--- Description of the task ---
Reproduce every entry in the listing without alteration.

— start of Supplied data —

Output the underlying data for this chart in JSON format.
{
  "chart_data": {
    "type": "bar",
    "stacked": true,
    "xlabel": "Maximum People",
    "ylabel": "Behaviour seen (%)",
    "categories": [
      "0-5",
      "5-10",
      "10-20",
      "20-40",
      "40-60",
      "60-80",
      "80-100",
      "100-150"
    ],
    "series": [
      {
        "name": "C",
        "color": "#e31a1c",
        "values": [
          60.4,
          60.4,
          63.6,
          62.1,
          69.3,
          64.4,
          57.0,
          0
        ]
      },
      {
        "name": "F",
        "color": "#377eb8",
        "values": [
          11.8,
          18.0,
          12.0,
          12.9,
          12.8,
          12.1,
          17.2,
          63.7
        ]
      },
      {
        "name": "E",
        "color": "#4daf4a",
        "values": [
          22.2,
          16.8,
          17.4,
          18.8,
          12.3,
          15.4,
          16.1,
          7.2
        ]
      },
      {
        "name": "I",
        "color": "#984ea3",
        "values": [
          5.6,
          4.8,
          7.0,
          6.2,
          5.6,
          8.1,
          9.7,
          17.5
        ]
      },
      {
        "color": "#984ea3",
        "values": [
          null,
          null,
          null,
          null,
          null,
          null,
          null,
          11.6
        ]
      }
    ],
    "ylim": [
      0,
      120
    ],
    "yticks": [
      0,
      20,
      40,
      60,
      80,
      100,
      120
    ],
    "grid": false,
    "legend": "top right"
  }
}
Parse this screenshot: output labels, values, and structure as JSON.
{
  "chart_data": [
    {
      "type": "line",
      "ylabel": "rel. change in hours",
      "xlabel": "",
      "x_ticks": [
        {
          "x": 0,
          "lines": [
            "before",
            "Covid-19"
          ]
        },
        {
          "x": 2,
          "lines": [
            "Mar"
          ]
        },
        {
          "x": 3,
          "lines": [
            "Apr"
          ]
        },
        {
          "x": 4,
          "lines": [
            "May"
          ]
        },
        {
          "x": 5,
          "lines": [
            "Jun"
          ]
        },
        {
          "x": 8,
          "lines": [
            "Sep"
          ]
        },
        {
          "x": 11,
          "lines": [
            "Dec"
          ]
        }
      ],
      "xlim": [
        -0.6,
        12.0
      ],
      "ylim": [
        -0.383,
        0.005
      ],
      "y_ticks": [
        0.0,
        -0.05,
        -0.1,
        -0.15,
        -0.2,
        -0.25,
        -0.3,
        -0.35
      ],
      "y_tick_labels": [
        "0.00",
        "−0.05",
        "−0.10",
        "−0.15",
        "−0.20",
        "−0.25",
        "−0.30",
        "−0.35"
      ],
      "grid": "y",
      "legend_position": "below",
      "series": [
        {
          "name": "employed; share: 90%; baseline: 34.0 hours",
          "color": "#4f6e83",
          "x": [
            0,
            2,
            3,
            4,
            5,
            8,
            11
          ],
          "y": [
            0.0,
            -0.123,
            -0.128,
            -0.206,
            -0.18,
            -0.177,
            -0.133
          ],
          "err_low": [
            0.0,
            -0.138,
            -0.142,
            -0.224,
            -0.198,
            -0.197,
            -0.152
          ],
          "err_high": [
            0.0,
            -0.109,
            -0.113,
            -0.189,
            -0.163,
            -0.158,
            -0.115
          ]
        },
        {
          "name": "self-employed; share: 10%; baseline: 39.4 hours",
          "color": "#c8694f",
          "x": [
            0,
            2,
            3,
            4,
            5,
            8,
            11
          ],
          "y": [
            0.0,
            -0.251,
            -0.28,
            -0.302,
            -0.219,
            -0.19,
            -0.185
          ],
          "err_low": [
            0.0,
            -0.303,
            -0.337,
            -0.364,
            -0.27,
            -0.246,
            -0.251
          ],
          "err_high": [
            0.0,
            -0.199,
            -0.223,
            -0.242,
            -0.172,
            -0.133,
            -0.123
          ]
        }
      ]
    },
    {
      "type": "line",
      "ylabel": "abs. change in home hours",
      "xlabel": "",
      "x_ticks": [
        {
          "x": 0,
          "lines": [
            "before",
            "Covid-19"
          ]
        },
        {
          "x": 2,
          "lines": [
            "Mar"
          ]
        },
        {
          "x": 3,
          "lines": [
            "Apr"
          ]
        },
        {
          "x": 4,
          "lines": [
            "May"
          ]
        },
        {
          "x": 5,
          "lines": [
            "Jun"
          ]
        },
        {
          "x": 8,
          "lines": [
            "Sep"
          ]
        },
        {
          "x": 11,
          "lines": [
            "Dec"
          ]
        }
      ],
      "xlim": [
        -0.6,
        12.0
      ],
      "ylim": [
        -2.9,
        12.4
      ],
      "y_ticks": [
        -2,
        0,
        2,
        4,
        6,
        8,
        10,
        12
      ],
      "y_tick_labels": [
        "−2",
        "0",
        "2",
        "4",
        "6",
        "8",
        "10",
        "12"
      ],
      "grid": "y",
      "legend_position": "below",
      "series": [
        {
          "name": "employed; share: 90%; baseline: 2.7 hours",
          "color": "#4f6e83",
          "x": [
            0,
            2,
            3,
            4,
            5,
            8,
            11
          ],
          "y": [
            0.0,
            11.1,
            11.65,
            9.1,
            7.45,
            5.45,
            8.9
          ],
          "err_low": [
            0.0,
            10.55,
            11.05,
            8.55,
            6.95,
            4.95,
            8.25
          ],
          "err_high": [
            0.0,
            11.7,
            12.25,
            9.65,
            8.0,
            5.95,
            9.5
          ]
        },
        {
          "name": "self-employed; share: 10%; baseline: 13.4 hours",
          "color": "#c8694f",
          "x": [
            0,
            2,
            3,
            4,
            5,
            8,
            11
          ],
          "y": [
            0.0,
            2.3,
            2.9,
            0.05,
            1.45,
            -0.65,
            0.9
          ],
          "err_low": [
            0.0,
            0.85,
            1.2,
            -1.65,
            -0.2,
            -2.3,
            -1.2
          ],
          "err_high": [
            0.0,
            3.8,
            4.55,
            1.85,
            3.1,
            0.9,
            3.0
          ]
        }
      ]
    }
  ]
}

— end of Supplied data —

--- Task answer ---
Output the underlying data for this chart in JSON format.
{
  "chart_data": {
    "type": "bar",
    "stacked": true,
    "xlabel": "Maximum People",
    "ylabel": "Behaviour seen (%)",
    "categories": [
      "0-5",
      "5-10",
      "10-20",
      "20-40",
      "40-60",
      "60-80",
      "80-100",
      "100-150"
    ],
    "series": [
      {
        "name": "C",
        "color": "#e31a1c",
        "values": [
          60.4,
          60.4,
          63.6,
          62.1,
          69.3,
          64.4,
          57.0,
          0
        ]
      },
      {
        "name": "F",
        "color": "#377eb8",
        "values": [
          11.8,
          18.0,
          12.0,
          12.9,
          12.8,
          12.1,
          17.2,
          63.7
        ]
      },
      {
        "name": "E",
        "color": "#4daf4a",
        "values": [
          22.2,
          16.8,
          17.4,
          18.8,
          12.3,
          15.4,
          16.1,
          7.2
        ]
      },
      {
        "name": "I",
        "color": "#984ea3",
        "values": [
          5.6,
          4.8,
          7.0,
          6.2,
          5.6,
          8.1,
          9.7,
          17.5
        ]
      },
      {
        "color": "#984ea3",
        "values": [
          null,
          null,
          null,
          null,
          null,
          null,
          null,
          11.6
        ]
      }
    ],
    "ylim": [
      0,
      120
    ],
    "yticks": [
      0,
      20,
      40,
      60,
      80,
      100,
      120
    ],
    "grid": false,
    "legend": "top right"
  }
}
Parse this screenshot: output labels, values, and structure as JSON.
{
  "chart_data": [
    {
      "type": "line",
      "ylabel": "rel. change in hours",
      "xlabel": "",
      "x_ticks": [
        {
          "x": 0,
          "lines": [
            "before",
            "Covid-19"
          ]
        },
        {
          "x": 2,
          "lines": [
            "Mar"
          ]
        },
        {
          "x": 3,
          "lines": [
            "Apr"
          ]
        },
        {
          "x": 4,
          "lines": [
            "May"
          ]
        },
        {
          "x": 5,
          "lines": [
            "Jun"
          ]
        },
        {
          "x": 8,
          "lines": [
            "Sep"
          ]
        },
        {
          "x": 11,
          "lines": [
            "Dec"
          ]
        }
      ],
      "xlim": [
        -0.6,
        12.0
      ],
      "ylim": [
        -0.383,
        0.005
      ],
      "y_ticks": [
        0.0,
        -0.05,
        -0.1,
        -0.15,
        -0.2,
        -0.25,
        -0.3,
        -0.35
      ],
      "y_tick_labels": [
        "0.00",
        "−0.05",
        "−0.10",
        "−0.15",
        "−0.20",
        "−0.25",
        "−0.30",
        "−0.35"
      ],
      "grid": "y",
      "legend_position": "below",
      "series": [
        {
          "name": "employed; share: 90%; baseline: 34.0 hours",
          "color": "#4f6e83",
          "x": [
            0,
            2,
            3,
            4,
            5,
            8,
            11
          ],
          "y": [
            0.0,
            -0.123,
            -0.128,
            -0.206,
            -0.18,
            -0.177,
            -0.133
          ],
          "err_low": [
            0.0,
            -0.138,
            -0.142,
            -0.224,
            -0.198,
            -0.197,
            -0.152
          ],
          "err_high": [
            0.0,
            -0.109,
            -0.113,
            -0.189,
            -0.163,
            -0.158,
            -0.115
          ]
        },
        {
          "name": "self-employed; share: 10%; baseline: 39.4 hours",
          "color": "#c8694f",
          "x": [
            0,
            2,
            3,
            4,
            5,
            8,
            11
          ],
          "y": [
            0.0,
            -0.251,
            -0.28,
            -0.302,
            -0.219,
            -0.19,
            -0.185
          ],
          "err_low": [
            0.0,
            -0.303,
            -0.337,
            -0.364,
            -0.27,
            -0.246,
            -0.251
          ],
          "err_high": [
            0.0,
            -0.199,
            -0.223,
            -0.242,
            -0.172,
            -0.133,
            -0.123
          ]
        }
      ]
    },
    {
      "type": "line",
      "ylabel": "abs. change in home hours",
      "xlabel": "",
      "x_ticks": [
        {
          "x": 0,
          "lines": [
            "before",
            "Covid-19"
          ]
        },
        {
          "x": 2,
          "lines": [
            "Mar"
          ]
        },
        {
          "x": 3,
          "lines": [
            "Apr"
          ]
        },
        {
          "x": 4,
          "lines": [
            "May"
          ]
        },
        {
          "x": 5,
          "lines": [
            "Jun"
          ]
        },
        {
          "x": 8,
          "lines": [
            "Sep"
          ]
        },
        {
          "x": 11,
          "lines": [
            "Dec"
          ]
        }
      ],
      "xlim": [
        -0.6,
        12.0
      ],
      "ylim": [
        -2.9,
        12.4
      ],
      "y_ticks": [
        -2,
        0,
        2,
        4,
        6,
        8,
        10,
        12
      ],
      "y_tick_labels": [
        "−2",
        "0",
        "2",
        "4",
        "6",
        "8",
        "10",
        "12"
      ],
      "grid": "y",
      "legend_position": "below",
      "series": [
        {
          "name": "employed; share: 90%; baseline: 2.7 hours",
          "color": "#4f6e83",
          "x": [
            0,
            2,
            3,
            4,
            5,
            8,
            11
          ],
          "y": [
            0.0,
            11.1,
            11.65,
            9.1,
            7.45,
            5.45,
            8.9
          ],
          "err_low": [
            0.0,
            10.55,
            11.05,
            8.55,
            6.95,
            4.95,
            8.25
          ],
          "err_high": [
            0.0,
            11.7,
            12.25,
            9.65,
            8.0,
            5.95,
            9.5
          ]
        },
        {
          "name": "self-employed; share: 10%; baseline: 13.4 hours",
          "color": "#c8694f",
          "x": [
            0,
            2,
            3,
            4,
            5,
            8,
            11
          ],
          "y": [
            0.0,
            2.3,
            2.9,
            0.05,
            1.45,
            -0.65,
            0.9
          ],
          "err_low": [
            0.0,
            0.85,
            1.2,
            -1.65,
            -0.2,
            -2.3,
            -1.2
          ],
          "err_high": [
            0.0,
            3.8,
            4.55,
            1.85,
            3.1,
            0.9,
            3.0
          ]
        }
      ]
    }
  ]
}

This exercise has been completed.